- **Material for this exercise**:

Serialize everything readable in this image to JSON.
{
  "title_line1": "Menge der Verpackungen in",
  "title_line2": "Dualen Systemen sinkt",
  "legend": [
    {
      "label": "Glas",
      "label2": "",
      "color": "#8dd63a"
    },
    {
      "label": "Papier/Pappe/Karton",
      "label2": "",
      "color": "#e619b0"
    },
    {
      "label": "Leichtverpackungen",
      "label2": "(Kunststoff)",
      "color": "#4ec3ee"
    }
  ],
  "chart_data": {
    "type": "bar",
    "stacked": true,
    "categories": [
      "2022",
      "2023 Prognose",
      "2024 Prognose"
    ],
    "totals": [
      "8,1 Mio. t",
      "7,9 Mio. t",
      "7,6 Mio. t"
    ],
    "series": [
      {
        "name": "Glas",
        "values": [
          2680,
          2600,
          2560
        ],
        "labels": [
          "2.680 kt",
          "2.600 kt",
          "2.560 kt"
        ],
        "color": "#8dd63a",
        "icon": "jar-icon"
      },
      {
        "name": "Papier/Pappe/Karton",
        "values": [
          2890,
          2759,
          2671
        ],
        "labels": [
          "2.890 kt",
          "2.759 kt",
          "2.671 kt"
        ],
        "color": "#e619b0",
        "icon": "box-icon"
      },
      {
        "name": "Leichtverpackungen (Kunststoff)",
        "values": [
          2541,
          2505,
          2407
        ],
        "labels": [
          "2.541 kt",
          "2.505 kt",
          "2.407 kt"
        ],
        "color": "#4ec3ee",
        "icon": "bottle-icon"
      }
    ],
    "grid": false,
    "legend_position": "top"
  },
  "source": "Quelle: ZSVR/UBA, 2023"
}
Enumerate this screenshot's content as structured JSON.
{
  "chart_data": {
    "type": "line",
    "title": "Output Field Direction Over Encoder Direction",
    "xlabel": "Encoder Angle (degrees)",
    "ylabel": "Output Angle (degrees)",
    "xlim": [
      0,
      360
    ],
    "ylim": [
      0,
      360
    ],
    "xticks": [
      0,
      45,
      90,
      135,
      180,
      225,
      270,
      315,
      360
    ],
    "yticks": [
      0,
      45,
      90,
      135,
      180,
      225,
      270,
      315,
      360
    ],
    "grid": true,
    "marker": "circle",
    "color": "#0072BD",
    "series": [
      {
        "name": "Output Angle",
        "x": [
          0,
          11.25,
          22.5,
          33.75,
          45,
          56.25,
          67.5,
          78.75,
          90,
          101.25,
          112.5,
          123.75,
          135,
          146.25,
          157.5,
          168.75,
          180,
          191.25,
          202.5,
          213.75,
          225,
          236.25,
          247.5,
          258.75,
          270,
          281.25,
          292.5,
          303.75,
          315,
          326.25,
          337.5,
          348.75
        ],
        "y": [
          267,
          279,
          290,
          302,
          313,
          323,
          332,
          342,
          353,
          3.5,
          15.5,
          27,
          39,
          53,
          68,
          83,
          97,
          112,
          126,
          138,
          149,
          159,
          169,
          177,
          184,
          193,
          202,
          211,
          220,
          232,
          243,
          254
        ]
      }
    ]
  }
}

- **What you will do**:
Nothing in the listing may be changed; retype it all exactly.

- **Reply**:
Serialize everything readable in this image to JSON.
{
  "title_line1": "Menge der Verpackungen in",
  "title_line2": "Dualen Systemen sinkt",
  "legend": [
    {
      "label": "Glas",
      "label2": "",
      "color": "#8dd63a"
    },
    {
      "label": "Papier/Pappe/Karton",
      "label2": "",
      "color": "#e619b0"
    },
    {
      "label": "Leichtverpackungen",
      "label2": "(Kunststoff)",
      "color": "#4ec3ee"
    }
  ],
  "chart_data": {
    "type": "bar",
    "stacked": true,
    "categories": [
      "2022",
      "2023 Prognose",
      "2024 Prognose"
    ],
    "totals": [
      "8,1 Mio. t",
      "7,9 Mio. t",
      "7,6 Mio. t"
    ],
    "series": [
      {
        "name": "Glas",
        "values": [
          2680,
          2600,
          2560
        ],
        "labels": [
          "2.680 kt",
          "2.600 kt",
          "2.560 kt"
        ],
        "color": "#8dd63a",
        "icon": "jar-icon"
      },
      {
        "name": "Papier/Pappe/Karton",
        "values": [
          2890,
          2759,
          2671
        ],
        "labels": [
          "2.890 kt",
          "2.759 kt",
          "2.671 kt"
        ],
        "color": "#e619b0",
        "icon": "box-icon"
      },
      {
        "name": "Leichtverpackungen (Kunststoff)",
        "values": [
          2541,
          2505,
          2407
        ],
        "labels": [
          "2.541 kt",
          "2.505 kt",
          "2.407 kt"
        ],
        "color": "#4ec3ee",
        "icon": "bottle-icon"
      }
    ],
    "grid": false,
    "legend_position": "top"
  },
  "source": "Quelle: ZSVR/UBA, 2023"
}
Enumerate this screenshot's content as structured JSON.
{
  "chart_data": {
    "type": "line",
    "title": "Output Field Direction Over Encoder Direction",
    "xlabel": "Encoder Angle (degrees)",
    "ylabel": "Output Angle (degrees)",
    "xlim": [
      0,
      360
    ],
    "ylim": [
      0,
      360
    ],
    "xticks": [
      0,
      45,
      90,
      135,
      180,
      225,
      270,
      315,
      360
    ],
    "yticks": [
      0,
      45,
      90,
      135,
      180,
      225,
      270,
      315,
      360
    ],
    "grid": true,
    "marker": "circle",
    "color": "#0072BD",
    "series": [
      {
        "name": "Output Angle",
        "x": [
          0,
          11.25,
          22.5,
          33.75,
          45,
          56.25,
          67.5,
          78.75,
          90,
          101.25,
          112.5,
          123.75,
          135,
          146.25,
          157.5,
          168.75,
          180,
          191.25,
          202.5,
          213.75,
          225,
          236.25,
          247.5,
          258.75,
          270,
          281.25,
          292.5,
          303.75,
          315,
          326.25,
          337.5,
          348.75
        ],
        "y": [
          267,
          279,
          290,
          302,
          313,
          323,
          332,
          342,
          353,
          3.5,
          15.5,
          27,
          39,
          53,
          68,
          83,
          97,
          112,
          126,
          138,
          149,
          159,
          169,
          177,
          184,
          193,
          202,
          211,
          220,
          232,
          243,
          254
        ]
      }
    ]
  }
}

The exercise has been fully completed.